WRITTEN TASK:
Scan the material below for the string "number", and copy every line where it shows up.

EXERCISE INPUT:
--------

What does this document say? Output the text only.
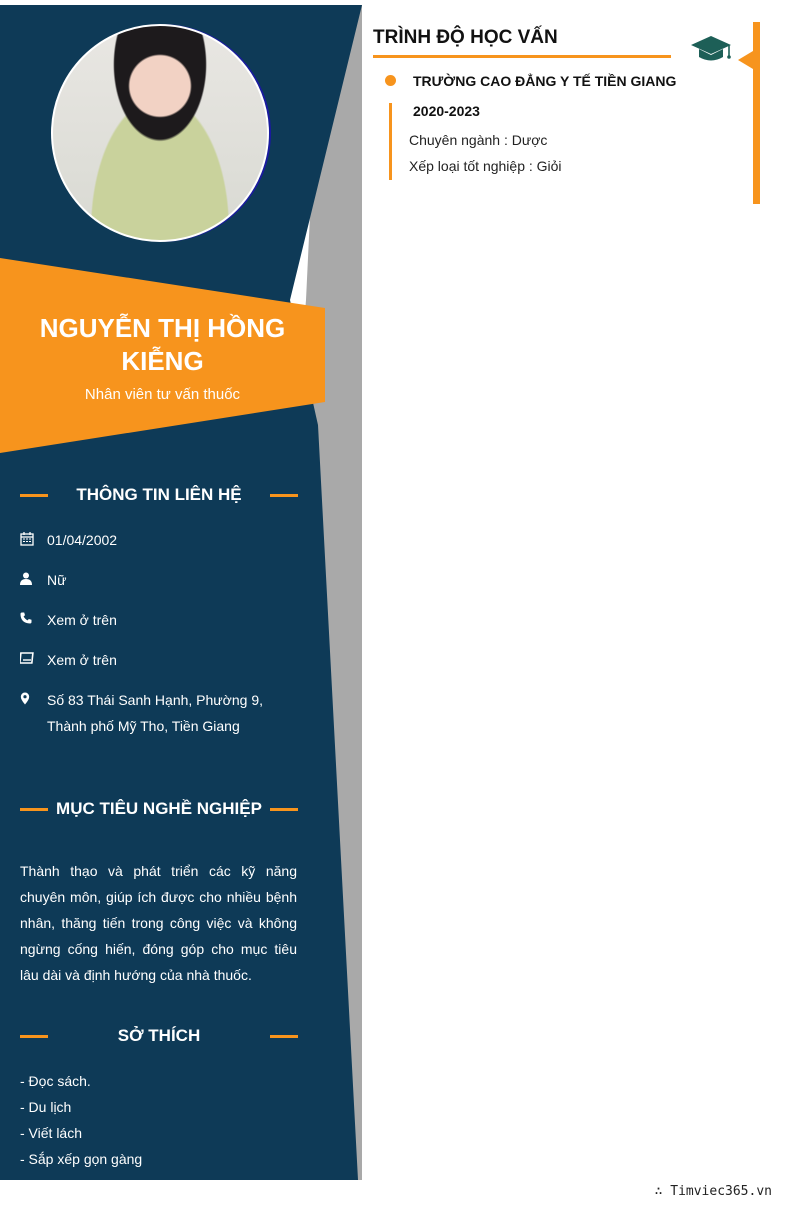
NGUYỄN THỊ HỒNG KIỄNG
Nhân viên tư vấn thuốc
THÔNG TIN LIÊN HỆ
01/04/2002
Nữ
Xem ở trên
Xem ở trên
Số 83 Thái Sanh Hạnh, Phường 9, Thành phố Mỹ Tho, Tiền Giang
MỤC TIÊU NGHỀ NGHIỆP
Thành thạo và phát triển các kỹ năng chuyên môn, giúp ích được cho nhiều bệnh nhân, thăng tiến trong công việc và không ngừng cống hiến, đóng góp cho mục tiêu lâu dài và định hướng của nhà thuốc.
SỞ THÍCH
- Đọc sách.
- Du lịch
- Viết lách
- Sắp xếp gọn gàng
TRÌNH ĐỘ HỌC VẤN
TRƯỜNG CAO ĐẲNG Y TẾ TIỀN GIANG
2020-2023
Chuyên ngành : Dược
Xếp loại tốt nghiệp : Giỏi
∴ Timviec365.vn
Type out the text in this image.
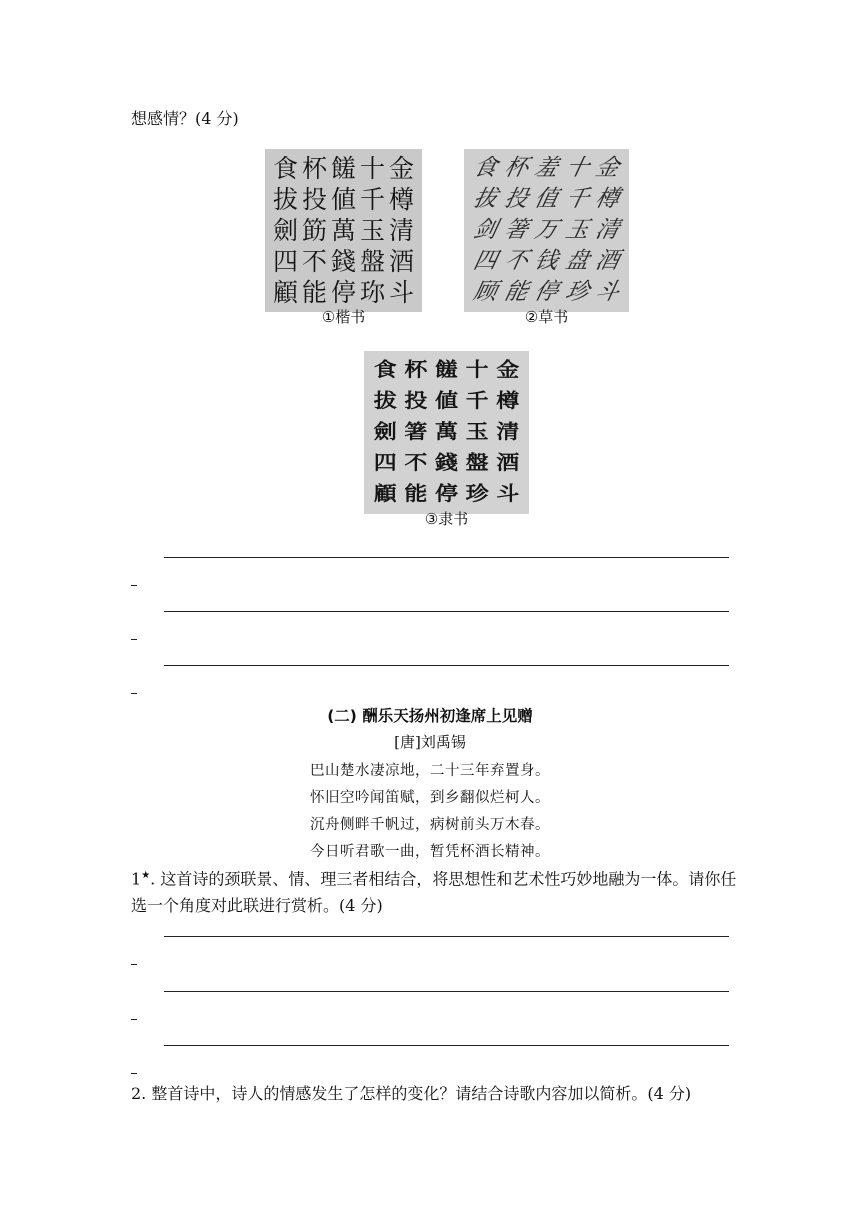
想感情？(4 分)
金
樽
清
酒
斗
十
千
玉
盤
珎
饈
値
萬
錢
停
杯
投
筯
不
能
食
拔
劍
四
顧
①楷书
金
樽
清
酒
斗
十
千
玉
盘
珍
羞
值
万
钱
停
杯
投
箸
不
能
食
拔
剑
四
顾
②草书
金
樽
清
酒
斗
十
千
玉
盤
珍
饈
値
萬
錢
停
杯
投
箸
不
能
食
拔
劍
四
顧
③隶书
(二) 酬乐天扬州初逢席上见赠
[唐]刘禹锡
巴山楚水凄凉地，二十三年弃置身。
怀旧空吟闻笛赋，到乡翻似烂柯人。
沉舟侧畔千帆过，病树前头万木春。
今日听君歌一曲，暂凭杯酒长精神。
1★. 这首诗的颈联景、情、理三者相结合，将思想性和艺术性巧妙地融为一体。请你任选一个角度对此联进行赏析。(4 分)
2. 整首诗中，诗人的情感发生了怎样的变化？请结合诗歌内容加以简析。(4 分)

--------

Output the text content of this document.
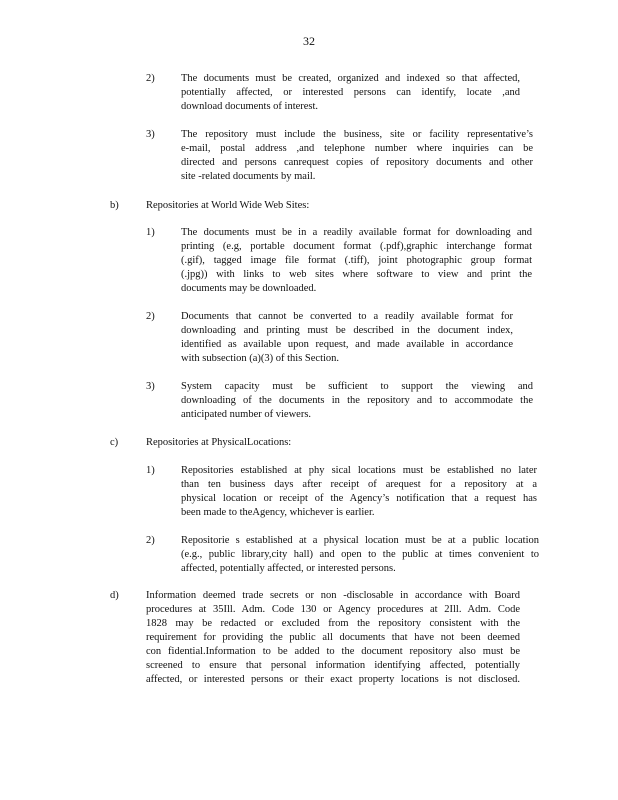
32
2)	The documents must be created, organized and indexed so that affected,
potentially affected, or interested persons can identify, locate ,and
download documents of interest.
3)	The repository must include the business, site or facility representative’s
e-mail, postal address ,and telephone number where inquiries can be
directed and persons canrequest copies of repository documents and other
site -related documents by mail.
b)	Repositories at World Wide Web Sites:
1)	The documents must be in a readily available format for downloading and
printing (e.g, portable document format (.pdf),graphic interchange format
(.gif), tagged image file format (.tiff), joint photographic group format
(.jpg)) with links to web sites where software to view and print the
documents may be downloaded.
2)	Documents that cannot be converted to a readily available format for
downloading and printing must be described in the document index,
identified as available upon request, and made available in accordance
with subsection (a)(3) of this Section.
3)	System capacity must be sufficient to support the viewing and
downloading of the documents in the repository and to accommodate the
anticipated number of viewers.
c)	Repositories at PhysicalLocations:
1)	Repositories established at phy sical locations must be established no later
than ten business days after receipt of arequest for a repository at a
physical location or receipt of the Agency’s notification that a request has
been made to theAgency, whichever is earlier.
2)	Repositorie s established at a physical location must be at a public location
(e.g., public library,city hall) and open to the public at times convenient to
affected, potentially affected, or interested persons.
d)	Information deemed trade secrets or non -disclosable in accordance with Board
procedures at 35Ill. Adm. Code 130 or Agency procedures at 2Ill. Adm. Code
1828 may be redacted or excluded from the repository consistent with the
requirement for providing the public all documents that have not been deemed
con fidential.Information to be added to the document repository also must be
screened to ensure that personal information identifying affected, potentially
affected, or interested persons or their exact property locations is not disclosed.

--------

RESPONSE TO THE TASK:
e-mail, postal address ,and telephone number where inquiries can be
anticipated number of viewers.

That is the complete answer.